* Problem description *
Repeat every line below exactly, word for word.

-- START --

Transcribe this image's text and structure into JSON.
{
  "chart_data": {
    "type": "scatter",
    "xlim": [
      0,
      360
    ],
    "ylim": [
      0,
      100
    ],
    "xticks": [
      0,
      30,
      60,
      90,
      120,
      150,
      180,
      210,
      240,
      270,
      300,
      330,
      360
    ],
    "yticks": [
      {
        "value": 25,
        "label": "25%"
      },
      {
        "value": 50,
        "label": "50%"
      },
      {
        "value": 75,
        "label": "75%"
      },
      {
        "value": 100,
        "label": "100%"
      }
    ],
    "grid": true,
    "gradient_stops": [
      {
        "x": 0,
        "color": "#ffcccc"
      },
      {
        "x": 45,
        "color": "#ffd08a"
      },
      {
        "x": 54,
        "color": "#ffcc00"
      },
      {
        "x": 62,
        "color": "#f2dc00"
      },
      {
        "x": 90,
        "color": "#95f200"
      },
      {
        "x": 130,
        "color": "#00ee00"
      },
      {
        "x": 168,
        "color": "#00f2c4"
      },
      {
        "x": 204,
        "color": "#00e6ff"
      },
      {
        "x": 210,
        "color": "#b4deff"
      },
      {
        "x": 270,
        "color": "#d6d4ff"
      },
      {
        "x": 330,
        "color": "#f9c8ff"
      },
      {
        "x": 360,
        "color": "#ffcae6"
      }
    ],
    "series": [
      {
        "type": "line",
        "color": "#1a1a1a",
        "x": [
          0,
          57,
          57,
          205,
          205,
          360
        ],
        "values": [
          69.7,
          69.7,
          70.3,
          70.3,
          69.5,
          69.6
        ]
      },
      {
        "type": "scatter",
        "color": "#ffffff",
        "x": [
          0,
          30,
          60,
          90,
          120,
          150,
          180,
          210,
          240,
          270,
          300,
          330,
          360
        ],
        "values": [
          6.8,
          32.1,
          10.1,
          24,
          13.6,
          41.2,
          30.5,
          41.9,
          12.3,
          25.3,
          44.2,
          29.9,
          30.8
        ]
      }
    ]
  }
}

-- END --

* The result *
Transcribe this image's text and structure into JSON.
{
  "chart_data": {
    "type": "scatter",
    "xlim": [
      0,
      360
    ],
    "ylim": [
      0,
      100
    ],
    "xticks": [
      0,
      30,
      60,
      90,
      120,
      150,
      180,
      210,
      240,
      270,
      300,
      330,
      360
    ],
    "yticks": [
      {
        "value": 25,
        "label": "25%"
      },
      {
        "value": 50,
        "label": "50%"
      },
      {
        "value": 75,
        "label": "75%"
      },
      {
        "value": 100,
        "label": "100%"
      }
    ],
    "grid": true,
    "gradient_stops": [
      {
        "x": 0,
        "color": "#ffcccc"
      },
      {
        "x": 45,
        "color": "#ffd08a"
      },
      {
        "x": 54,
        "color": "#ffcc00"
      },
      {
        "x": 62,
        "color": "#f2dc00"
      },
      {
        "x": 90,
        "color": "#95f200"
      },
      {
        "x": 130,
        "color": "#00ee00"
      },
      {
        "x": 168,
        "color": "#00f2c4"
      },
      {
        "x": 204,
        "color": "#00e6ff"
      },
      {
        "x": 210,
        "color": "#b4deff"
      },
      {
        "x": 270,
        "color": "#d6d4ff"
      },
      {
        "x": 330,
        "color": "#f9c8ff"
      },
      {
        "x": 360,
        "color": "#ffcae6"
      }
    ],
    "series": [
      {
        "type": "line",
        "color": "#1a1a1a",
        "x": [
          0,
          57,
          57,
          205,
          205,
          360
        ],
        "values": [
          69.7,
          69.7,
          70.3,
          70.3,
          69.5,
          69.6
        ]
      },
      {
        "type": "scatter",
        "color": "#ffffff",
        "x": [
          0,
          30,
          60,
          90,
          120,
          150,
          180,
          210,
          240,
          270,
          300,
          330,
          360
        ],
        "values": [
          6.8,
          32.1,
          10.1,
          24,
          13.6,
          41.2,
          30.5,
          41.9,
          12.3,
          25.3,
          44.2,
          29.9,
          30.8
        ]
      }
    ]
  }
}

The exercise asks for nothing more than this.